[Saved data entries]
[start]
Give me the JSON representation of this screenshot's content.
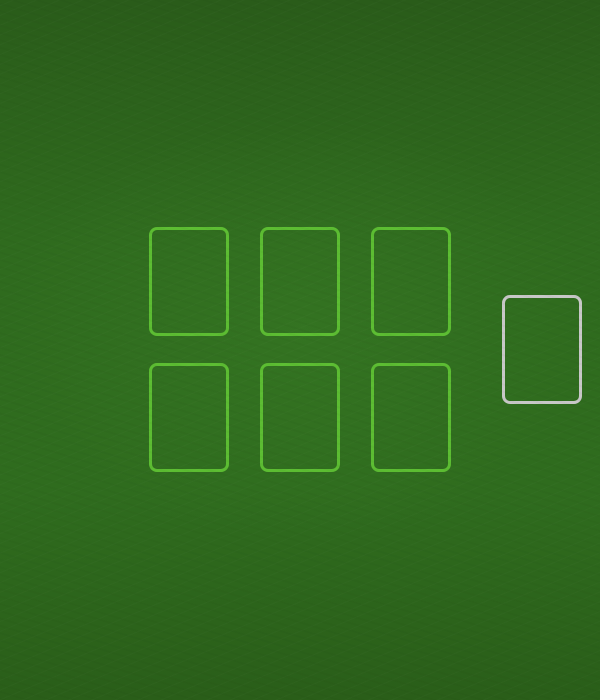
{
  "table": {
    "felt_color": "#2f6b1e",
    "slot_outline_color": "#5cbd32",
    "deck_outline_color": "#c8c8c8"
  },
  "tableau": {
    "rows": 2,
    "columns": 3,
    "slots": [
      {
        "id": 1,
        "state": "empty"
      },
      {
        "id": 2,
        "state": "empty"
      },
      {
        "id": 3,
        "state": "empty"
      },
      {
        "id": 4,
        "state": "empty"
      },
      {
        "id": 5,
        "state": "empty"
      },
      {
        "id": 6,
        "state": "empty"
      }
    ]
  },
  "deck": {
    "state": "empty"
  }
}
[end]
* **CHALLENGE**
Transcribe all of the records above character for character. Exclude the pictures.

* **PROBLEM SOLUTION**
Give me the JSON representation of this screenshot's content.
{
  "table": {
    "felt_color": "#2f6b1e",
    "slot_outline_color": "#5cbd32",
    "deck_outline_color": "#c8c8c8"
  },
  "tableau": {
    "rows": 2,
    "columns": 3,
    "slots": [
      {
        "id": 1,
        "state": "empty"
      },
      {
        "id": 2,
        "state": "empty"
      },
      {
        "id": 3,
        "state": "empty"
      },
      {
        "id": 4,
        "state": "empty"
      },
      {
        "id": 5,
        "state": "empty"
      },
      {
        "id": 6,
        "state": "empty"
      }
    ]
  },
  "deck": {
    "state": "empty"
  }
}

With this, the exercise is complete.